§ GOAL OF THE EXERCISE
Write out the data below in full, unchanged, minus the images.

* BEGIN *

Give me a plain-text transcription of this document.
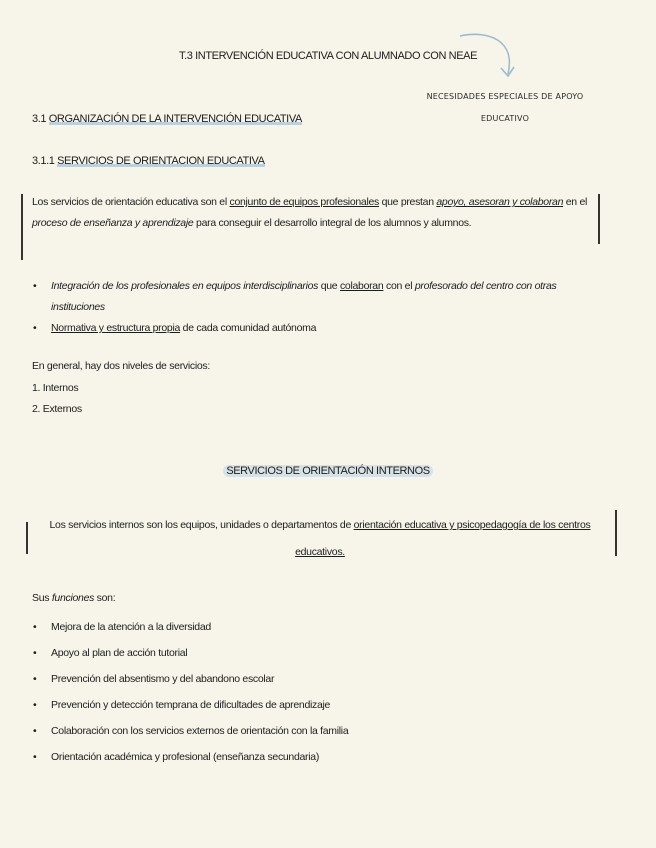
T.3 INTERVENCIÓN EDUCATIVA CON ALUMNADO CON NEAE
NECESIDADES ESPECIALES DE APOYO
EDUCATIVO
3.1 ORGANIZACIÓN DE LA INTERVENCIÓN EDUCATIVA
3.1.1 SERVICIOS DE ORIENTACION EDUCATIVA
Los servicios de orientación educativa son el conjunto de equipos profesionales que prestan apoyo, asesoran y colaboran en el proceso de enseñanza y aprendizaje para conseguir el desarrollo integral de los alumnos y alumnos.
• Integración de los profesionales en equipos interdisciplinarios que colaboran con el profesorado del centro con otras instituciones
• Normativa y estructura propia de cada comunidad autónoma
En general, hay dos niveles de servicios:
1. Internos
2. Externos
SERVICIOS DE ORIENTACIÓN INTERNOS
Los servicios internos son los equipos, unidades o departamentos de orientación educativa y psicopedagogía de los centros educativos.
Sus funciones son:
• Mejora de la atención a la diversidad
• Apoyo al plan de acción tutorial
• Prevención del absentismo y del abandono escolar
• Prevención y detección temprana de dificultades de aprendizaje
• Colaboración con los servicios externos de orientación con la familia
• Orientación académica y profesional (enseñanza secundaria)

* END *

§ CORRECT ANSWER
Give me a plain-text transcription of this document.
T.3 INTERVENCIÓN EDUCATIVA CON ALUMNADO CON NEAE
NECESIDADES ESPECIALES DE APOYO
EDUCATIVO
3.1 ORGANIZACIÓN DE LA INTERVENCIÓN EDUCATIVA
3.1.1 SERVICIOS DE ORIENTACION EDUCATIVA
Los servicios de orientación educativa son el conjunto de equipos profesionales que prestan apoyo, asesoran y colaboran en el proceso de enseñanza y aprendizaje para conseguir el desarrollo integral de los alumnos y alumnos.
• Integración de los profesionales en equipos interdisciplinarios que colaboran con el profesorado del centro con otras instituciones
• Normativa y estructura propia de cada comunidad autónoma
En general, hay dos niveles de servicios:
1. Internos
2. Externos
SERVICIOS DE ORIENTACIÓN INTERNOS
Los servicios internos son los equipos, unidades o departamentos de orientación educativa y psicopedagogía de los centros educativos.
Sus funciones son:
• Mejora de la atención a la diversidad
• Apoyo al plan de acción tutorial
• Prevención del absentismo y del abandono escolar
• Prevención y detección temprana de dificultades de aprendizaje
• Colaboración con los servicios externos de orientación con la familia
• Orientación académica y profesional (enseñanza secundaria)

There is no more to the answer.